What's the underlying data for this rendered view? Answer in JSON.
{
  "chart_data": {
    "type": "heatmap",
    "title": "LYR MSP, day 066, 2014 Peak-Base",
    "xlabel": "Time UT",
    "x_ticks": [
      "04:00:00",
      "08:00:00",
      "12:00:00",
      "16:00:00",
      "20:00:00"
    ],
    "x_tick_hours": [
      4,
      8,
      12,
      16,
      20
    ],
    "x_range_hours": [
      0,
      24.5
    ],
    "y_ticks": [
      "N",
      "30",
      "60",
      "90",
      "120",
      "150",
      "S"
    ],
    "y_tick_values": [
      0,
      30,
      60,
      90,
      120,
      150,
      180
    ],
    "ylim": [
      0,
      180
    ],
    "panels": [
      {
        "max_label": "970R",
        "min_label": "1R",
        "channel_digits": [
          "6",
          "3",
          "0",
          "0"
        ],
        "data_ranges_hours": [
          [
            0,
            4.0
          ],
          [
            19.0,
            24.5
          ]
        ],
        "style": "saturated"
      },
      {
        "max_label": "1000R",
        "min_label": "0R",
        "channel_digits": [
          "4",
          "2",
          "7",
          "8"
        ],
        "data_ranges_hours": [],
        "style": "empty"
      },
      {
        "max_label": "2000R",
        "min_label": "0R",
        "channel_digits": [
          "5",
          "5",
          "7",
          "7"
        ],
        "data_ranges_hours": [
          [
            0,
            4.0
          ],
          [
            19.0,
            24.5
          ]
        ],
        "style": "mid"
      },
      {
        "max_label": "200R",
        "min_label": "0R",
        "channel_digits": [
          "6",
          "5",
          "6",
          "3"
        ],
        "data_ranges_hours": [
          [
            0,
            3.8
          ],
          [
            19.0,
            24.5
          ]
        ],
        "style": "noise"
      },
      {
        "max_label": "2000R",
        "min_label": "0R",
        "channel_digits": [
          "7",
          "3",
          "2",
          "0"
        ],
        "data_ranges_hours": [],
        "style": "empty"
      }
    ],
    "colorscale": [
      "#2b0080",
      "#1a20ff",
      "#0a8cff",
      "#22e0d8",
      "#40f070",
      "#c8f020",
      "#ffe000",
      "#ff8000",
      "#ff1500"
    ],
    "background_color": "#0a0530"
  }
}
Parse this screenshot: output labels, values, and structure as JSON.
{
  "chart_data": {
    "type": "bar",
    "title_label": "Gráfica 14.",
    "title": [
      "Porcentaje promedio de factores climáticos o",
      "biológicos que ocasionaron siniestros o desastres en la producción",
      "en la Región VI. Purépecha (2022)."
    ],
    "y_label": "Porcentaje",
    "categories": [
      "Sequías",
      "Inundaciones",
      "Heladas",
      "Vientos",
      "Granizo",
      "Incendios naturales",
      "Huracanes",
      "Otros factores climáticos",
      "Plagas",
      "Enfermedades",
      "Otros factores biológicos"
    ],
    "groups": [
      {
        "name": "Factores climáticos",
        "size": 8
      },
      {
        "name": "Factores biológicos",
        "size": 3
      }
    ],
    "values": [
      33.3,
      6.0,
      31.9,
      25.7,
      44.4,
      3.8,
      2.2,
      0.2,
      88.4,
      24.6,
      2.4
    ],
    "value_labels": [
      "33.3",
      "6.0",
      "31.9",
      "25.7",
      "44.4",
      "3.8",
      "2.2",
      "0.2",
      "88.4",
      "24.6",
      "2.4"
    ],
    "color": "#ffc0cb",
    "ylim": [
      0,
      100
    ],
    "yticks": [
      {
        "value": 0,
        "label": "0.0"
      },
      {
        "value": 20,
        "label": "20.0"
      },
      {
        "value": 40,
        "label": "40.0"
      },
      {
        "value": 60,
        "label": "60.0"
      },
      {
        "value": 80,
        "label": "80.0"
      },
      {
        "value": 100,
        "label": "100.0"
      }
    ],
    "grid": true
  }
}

◆ Work required
Could you reproduce every record above exactly as it appears?

◆ Final answer
What's the underlying data for this rendered view? Answer in JSON.
{
  "chart_data": {
    "type": "heatmap",
    "title": "LYR MSP, day 066, 2014 Peak-Base",
    "xlabel": "Time UT",
    "x_ticks": [
      "04:00:00",
      "08:00:00",
      "12:00:00",
      "16:00:00",
      "20:00:00"
    ],
    "x_tick_hours": [
      4,
      8,
      12,
      16,
      20
    ],
    "x_range_hours": [
      0,
      24.5
    ],
    "y_ticks": [
      "N",
      "30",
      "60",
      "90",
      "120",
      "150",
      "S"
    ],
    "y_tick_values": [
      0,
      30,
      60,
      90,
      120,
      150,
      180
    ],
    "ylim": [
      0,
      180
    ],
    "panels": [
      {
        "max_label": "970R",
        "min_label": "1R",
        "channel_digits": [
          "6",
          "3",
          "0",
          "0"
        ],
        "data_ranges_hours": [
          [
            0,
            4.0
          ],
          [
            19.0,
            24.5
          ]
        ],
        "style": "saturated"
      },
      {
        "max_label": "1000R",
        "min_label": "0R",
        "channel_digits": [
          "4",
          "2",
          "7",
          "8"
        ],
        "data_ranges_hours": [],
        "style": "empty"
      },
      {
        "max_label": "2000R",
        "min_label": "0R",
        "channel_digits": [
          "5",
          "5",
          "7",
          "7"
        ],
        "data_ranges_hours": [
          [
            0,
            4.0
          ],
          [
            19.0,
            24.5
          ]
        ],
        "style": "mid"
      },
      {
        "max_label": "200R",
        "min_label": "0R",
        "channel_digits": [
          "6",
          "5",
          "6",
          "3"
        ],
        "data_ranges_hours": [
          [
            0,
            3.8
          ],
          [
            19.0,
            24.5
          ]
        ],
        "style": "noise"
      },
      {
        "max_label": "2000R",
        "min_label": "0R",
        "channel_digits": [
          "7",
          "3",
          "2",
          "0"
        ],
        "data_ranges_hours": [],
        "style": "empty"
      }
    ],
    "colorscale": [
      "#2b0080",
      "#1a20ff",
      "#0a8cff",
      "#22e0d8",
      "#40f070",
      "#c8f020",
      "#ffe000",
      "#ff8000",
      "#ff1500"
    ],
    "background_color": "#0a0530"
  }
}
Parse this screenshot: output labels, values, and structure as JSON.
{
  "chart_data": {
    "type": "bar",
    "title_label": "Gráfica 14.",
    "title": [
      "Porcentaje promedio de factores climáticos o",
      "biológicos que ocasionaron siniestros o desastres en la producción",
      "en la Región VI. Purépecha (2022)."
    ],
    "y_label": "Porcentaje",
    "categories": [
      "Sequías",
      "Inundaciones",
      "Heladas",
      "Vientos",
      "Granizo",
      "Incendios naturales",
      "Huracanes",
      "Otros factores climáticos",
      "Plagas",
      "Enfermedades",
      "Otros factores biológicos"
    ],
    "groups": [
      {
        "name": "Factores climáticos",
        "size": 8
      },
      {
        "name": "Factores biológicos",
        "size": 3
      }
    ],
    "values": [
      33.3,
      6.0,
      31.9,
      25.7,
      44.4,
      3.8,
      2.2,
      0.2,
      88.4,
      24.6,
      2.4
    ],
    "value_labels": [
      "33.3",
      "6.0",
      "31.9",
      "25.7",
      "44.4",
      "3.8",
      "2.2",
      "0.2",
      "88.4",
      "24.6",
      "2.4"
    ],
    "color": "#ffc0cb",
    "ylim": [
      0,
      100
    ],
    "yticks": [
      {
        "value": 0,
        "label": "0.0"
      },
      {
        "value": 20,
        "label": "20.0"
      },
      {
        "value": 40,
        "label": "40.0"
      },
      {
        "value": 60,
        "label": "60.0"
      },
      {
        "value": 80,
        "label": "80.0"
      },
      {
        "value": 100,
        "label": "100.0"
      }
    ],
    "grid": true
  }
}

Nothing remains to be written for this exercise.